Go through the material and write it all out exactly, minus the pictures.

--- begin ---

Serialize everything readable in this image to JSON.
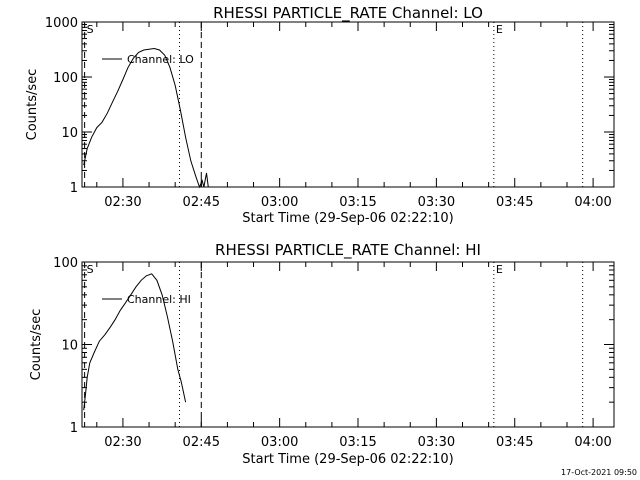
{
  "chart_data": [
    {
      "type": "line",
      "title": "RHESSI PARTICLE_RATE Channel: LO",
      "xlabel": "Start Time (29-Sep-06 02:22:10)",
      "ylabel": "Counts/sec",
      "yscale": "log",
      "ylim": [
        1,
        1000
      ],
      "xlim": [
        "02:22:10",
        "04:04:00"
      ],
      "x_ticks": [
        "02:30",
        "02:45",
        "03:00",
        "03:15",
        "03:30",
        "03:45",
        "04:00"
      ],
      "y_ticks": [
        "1",
        "10",
        "100",
        "1000"
      ],
      "legend": {
        "entry": "Channel: LO",
        "placement": "top-left"
      },
      "markers": {
        "start": "S",
        "end": "E"
      },
      "vlines": [
        {
          "time": "02:22:40",
          "style": "dashed"
        },
        {
          "time": "02:40:50",
          "style": "dotted"
        },
        {
          "time": "02:45:00",
          "style": "dashed"
        },
        {
          "time": "03:41:00",
          "style": "dotted"
        },
        {
          "time": "03:58:00",
          "style": "dotted"
        }
      ],
      "series": [
        {
          "x": [
            "02:22:30",
            "02:23:10",
            "02:24:00",
            "02:25:00",
            "02:26:00",
            "02:27:00",
            "02:28:00",
            "02:29:00",
            "02:30:00",
            "02:31:00",
            "02:32:00",
            "02:33:00",
            "02:34:00",
            "02:35:00",
            "02:36:00",
            "02:37:00",
            "02:38:00",
            "02:39:00",
            "02:40:00",
            "02:41:00",
            "02:42:00",
            "02:43:00",
            "02:44:00",
            "02:44:40",
            "02:45:10",
            "02:45:30",
            "02:46:00",
            "02:46:20"
          ],
          "values": [
            2.5,
            5,
            8,
            12,
            15,
            22,
            35,
            55,
            90,
            150,
            220,
            280,
            310,
            320,
            330,
            310,
            250,
            150,
            70,
            25,
            8,
            3,
            1.5,
            1,
            1.3,
            1,
            1.8,
            1
          ]
        }
      ]
    },
    {
      "type": "line",
      "title": "RHESSI PARTICLE_RATE Channel: HI",
      "xlabel": "Start Time (29-Sep-06 02:22:10)",
      "ylabel": "Counts/sec",
      "yscale": "log",
      "ylim": [
        1,
        100
      ],
      "xlim": [
        "02:22:10",
        "04:04:00"
      ],
      "x_ticks": [
        "02:30",
        "02:45",
        "03:00",
        "03:15",
        "03:30",
        "03:45",
        "04:00"
      ],
      "y_ticks": [
        "1",
        "10",
        "100"
      ],
      "legend": {
        "entry": "Channel: HI",
        "placement": "top-left"
      },
      "markers": {
        "start": "S",
        "end": "E"
      },
      "vlines": [
        {
          "time": "02:22:40",
          "style": "dashed"
        },
        {
          "time": "02:40:50",
          "style": "dotted"
        },
        {
          "time": "02:45:00",
          "style": "dashed"
        },
        {
          "time": "03:41:00",
          "style": "dotted"
        },
        {
          "time": "03:58:00",
          "style": "dotted"
        }
      ],
      "series": [
        {
          "x": [
            "02:22:30",
            "02:22:50",
            "02:23:10",
            "02:23:40",
            "02:24:30",
            "02:25:30",
            "02:26:30",
            "02:27:30",
            "02:28:30",
            "02:29:30",
            "02:30:30",
            "02:31:30",
            "02:32:30",
            "02:33:30",
            "02:34:30",
            "02:35:30",
            "02:36:30",
            "02:37:30",
            "02:38:30",
            "02:39:30",
            "02:40:30",
            "02:41:10",
            "02:41:40",
            "02:42:00"
          ],
          "values": [
            1.6,
            2.5,
            4,
            6,
            8,
            11,
            13,
            16,
            20,
            26,
            32,
            40,
            50,
            60,
            68,
            72,
            60,
            40,
            22,
            11,
            5,
            3.5,
            2.5,
            2
          ]
        }
      ]
    }
  ],
  "footer": {
    "timestamp": "17-Oct-2021 09:50"
  }
}
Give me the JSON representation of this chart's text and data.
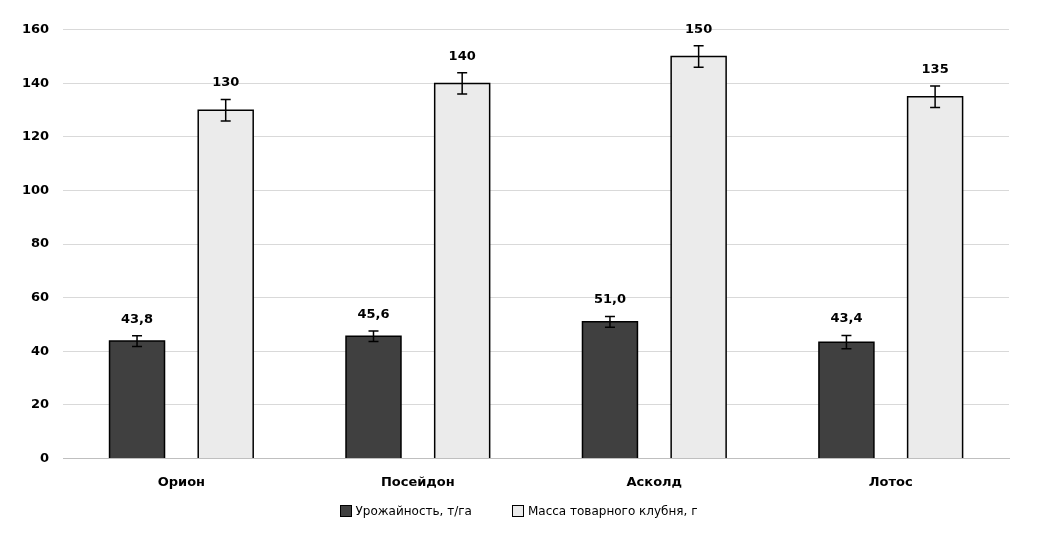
{
  "chart_data": {
    "type": "bar",
    "categories": [
      "Орион",
      "Посейдон",
      "Асколд",
      "Лотос"
    ],
    "series": [
      {
        "name": "Урожайность, т/га",
        "color": "#404040",
        "values": [
          43.8,
          45.6,
          51.0,
          43.4
        ],
        "errors": [
          2,
          2,
          2,
          2.5
        ],
        "value_labels": [
          "43,8",
          "45,6",
          "51,0",
          "43,4"
        ]
      },
      {
        "name": "Масса товарного клубня, г",
        "color": "#ebebeb",
        "values": [
          130,
          140,
          150,
          135
        ],
        "errors": [
          4,
          4,
          4,
          4
        ],
        "value_labels": [
          "130",
          "140",
          "150",
          "135"
        ]
      }
    ],
    "ylim": [
      0,
      160
    ],
    "yticks": [
      0,
      20,
      40,
      60,
      80,
      100,
      120,
      140,
      160
    ],
    "grid": "y",
    "legend": "bottom"
  }
}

--- end ---

Result for this exercise -
Serialize everything readable in this image to JSON.
{
  "chart_data": [
    {
      "type": "line",
      "title": "RHESSI PARTICLE_RATE Channel: LO",
      "xlabel": "Start Time (29-Sep-06 02:22:10)",
      "ylabel": "Counts/sec",
      "yscale": "log",
      "ylim": [
        1,
        1000
      ],
      "xlim": [
        "02:22:10",
        "04:04:00"
      ],
      "x_ticks": [
        "02:30",
        "02:45",
        "03:00",
        "03:15",
        "03:30",
        "03:45",
        "04:00"
      ],
      "y_ticks": [
        "1",
        "10",
        "100",
        "1000"
      ],
      "legend": {
        "entry": "Channel: LO",
        "placement": "top-left"
      },
      "markers": {
        "start": "S",
        "end": "E"
      },
      "vlines": [
        {
          "time": "02:22:40",
          "style": "dashed"
        },
        {
          "time": "02:40:50",
          "style": "dotted"
        },
        {
          "time": "02:45:00",
          "style": "dashed"
        },
        {
          "time": "03:41:00",
          "style": "dotted"
        },
        {
          "time": "03:58:00",
          "style": "dotted"
        }
      ],
      "series": [
        {
          "x": [
            "02:22:30",
            "02:23:10",
            "02:24:00",
            "02:25:00",
            "02:26:00",
            "02:27:00",
            "02:28:00",
            "02:29:00",
            "02:30:00",
            "02:31:00",
            "02:32:00",
            "02:33:00",
            "02:34:00",
            "02:35:00",
            "02:36:00",
            "02:37:00",
            "02:38:00",
            "02:39:00",
            "02:40:00",
            "02:41:00",
            "02:42:00",
            "02:43:00",
            "02:44:00",
            "02:44:40",
            "02:45:10",
            "02:45:30",
            "02:46:00",
            "02:46:20"
          ],
          "values": [
            2.5,
            5,
            8,
            12,
            15,
            22,
            35,
            55,
            90,
            150,
            220,
            280,
            310,
            320,
            330,
            310,
            250,
            150,
            70,
            25,
            8,
            3,
            1.5,
            1,
            1.3,
            1,
            1.8,
            1
          ]
        }
      ]
    },
    {
      "type": "line",
      "title": "RHESSI PARTICLE_RATE Channel: HI",
      "xlabel": "Start Time (29-Sep-06 02:22:10)",
      "ylabel": "Counts/sec",
      "yscale": "log",
      "ylim": [
        1,
        100
      ],
      "xlim": [
        "02:22:10",
        "04:04:00"
      ],
      "x_ticks": [
        "02:30",
        "02:45",
        "03:00",
        "03:15",
        "03:30",
        "03:45",
        "04:00"
      ],
      "y_ticks": [
        "1",
        "10",
        "100"
      ],
      "legend": {
        "entry": "Channel: HI",
        "placement": "top-left"
      },
      "markers": {
        "start": "S",
        "end": "E"
      },
      "vlines": [
        {
          "time": "02:22:40",
          "style": "dashed"
        },
        {
          "time": "02:40:50",
          "style": "dotted"
        },
        {
          "time": "02:45:00",
          "style": "dashed"
        },
        {
          "time": "03:41:00",
          "style": "dotted"
        },
        {
          "time": "03:58:00",
          "style": "dotted"
        }
      ],
      "series": [
        {
          "x": [
            "02:22:30",
            "02:22:50",
            "02:23:10",
            "02:23:40",
            "02:24:30",
            "02:25:30",
            "02:26:30",
            "02:27:30",
            "02:28:30",
            "02:29:30",
            "02:30:30",
            "02:31:30",
            "02:32:30",
            "02:33:30",
            "02:34:30",
            "02:35:30",
            "02:36:30",
            "02:37:30",
            "02:38:30",
            "02:39:30",
            "02:40:30",
            "02:41:10",
            "02:41:40",
            "02:42:00"
          ],
          "values": [
            1.6,
            2.5,
            4,
            6,
            8,
            11,
            13,
            16,
            20,
            26,
            32,
            40,
            50,
            60,
            68,
            72,
            60,
            40,
            22,
            11,
            5,
            3.5,
            2.5,
            2
          ]
        }
      ]
    }
  ],
  "footer": {
    "timestamp": "17-Oct-2021 09:50"
  }
}
Give me the JSON representation of this chart's text and data.
{
  "chart_data": {
    "type": "bar",
    "categories": [
      "Орион",
      "Посейдон",
      "Асколд",
      "Лотос"
    ],
    "series": [
      {
        "name": "Урожайность, т/га",
        "color": "#404040",
        "values": [
          43.8,
          45.6,
          51.0,
          43.4
        ],
        "errors": [
          2,
          2,
          2,
          2.5
        ],
        "value_labels": [
          "43,8",
          "45,6",
          "51,0",
          "43,4"
        ]
      },
      {
        "name": "Масса товарного клубня, г",
        "color": "#ebebeb",
        "values": [
          130,
          140,
          150,
          135
        ],
        "errors": [
          4,
          4,
          4,
          4
        ],
        "value_labels": [
          "130",
          "140",
          "150",
          "135"
        ]
      }
    ],
    "ylim": [
      0,
      160
    ],
    "yticks": [
      0,
      20,
      40,
      60,
      80,
      100,
      120,
      140,
      160
    ],
    "grid": "y",
    "legend": "bottom"
  }
}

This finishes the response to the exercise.